» EXERCISE INSTRUCTIONS:
Restate the records in their entirety, word for word.

» INPUT MATERIAL:

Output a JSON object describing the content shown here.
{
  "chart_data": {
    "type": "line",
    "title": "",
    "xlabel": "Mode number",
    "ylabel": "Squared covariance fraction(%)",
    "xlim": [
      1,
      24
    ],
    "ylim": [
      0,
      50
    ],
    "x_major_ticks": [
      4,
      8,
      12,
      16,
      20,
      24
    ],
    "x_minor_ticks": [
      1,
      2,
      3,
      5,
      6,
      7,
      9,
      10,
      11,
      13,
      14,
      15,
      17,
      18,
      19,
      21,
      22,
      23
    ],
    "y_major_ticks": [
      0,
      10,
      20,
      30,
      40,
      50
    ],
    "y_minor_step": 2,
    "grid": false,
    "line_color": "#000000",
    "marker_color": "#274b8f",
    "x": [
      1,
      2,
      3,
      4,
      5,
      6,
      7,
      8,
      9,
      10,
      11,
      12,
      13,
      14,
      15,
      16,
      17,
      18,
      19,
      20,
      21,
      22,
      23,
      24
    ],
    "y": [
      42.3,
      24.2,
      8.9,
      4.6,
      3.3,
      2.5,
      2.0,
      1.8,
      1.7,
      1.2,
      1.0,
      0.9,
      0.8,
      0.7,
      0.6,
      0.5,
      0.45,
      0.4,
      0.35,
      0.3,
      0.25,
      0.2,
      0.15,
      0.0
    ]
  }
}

» WRITTEN SOLUTION:
Output a JSON object describing the content shown here.
{
  "chart_data": {
    "type": "line",
    "title": "",
    "xlabel": "Mode number",
    "ylabel": "Squared covariance fraction(%)",
    "xlim": [
      1,
      24
    ],
    "ylim": [
      0,
      50
    ],
    "x_major_ticks": [
      4,
      8,
      12,
      16,
      20,
      24
    ],
    "x_minor_ticks": [
      1,
      2,
      3,
      5,
      6,
      7,
      9,
      10,
      11,
      13,
      14,
      15,
      17,
      18,
      19,
      21,
      22,
      23
    ],
    "y_major_ticks": [
      0,
      10,
      20,
      30,
      40,
      50
    ],
    "y_minor_step": 2,
    "grid": false,
    "line_color": "#000000",
    "marker_color": "#274b8f",
    "x": [
      1,
      2,
      3,
      4,
      5,
      6,
      7,
      8,
      9,
      10,
      11,
      12,
      13,
      14,
      15,
      16,
      17,
      18,
      19,
      20,
      21,
      22,
      23,
      24
    ],
    "y": [
      42.3,
      24.2,
      8.9,
      4.6,
      3.3,
      2.5,
      2.0,
      1.8,
      1.7,
      1.2,
      1.0,
      0.9,
      0.8,
      0.7,
      0.6,
      0.5,
      0.45,
      0.4,
      0.35,
      0.3,
      0.25,
      0.2,
      0.15,
      0.0
    ]
  }
}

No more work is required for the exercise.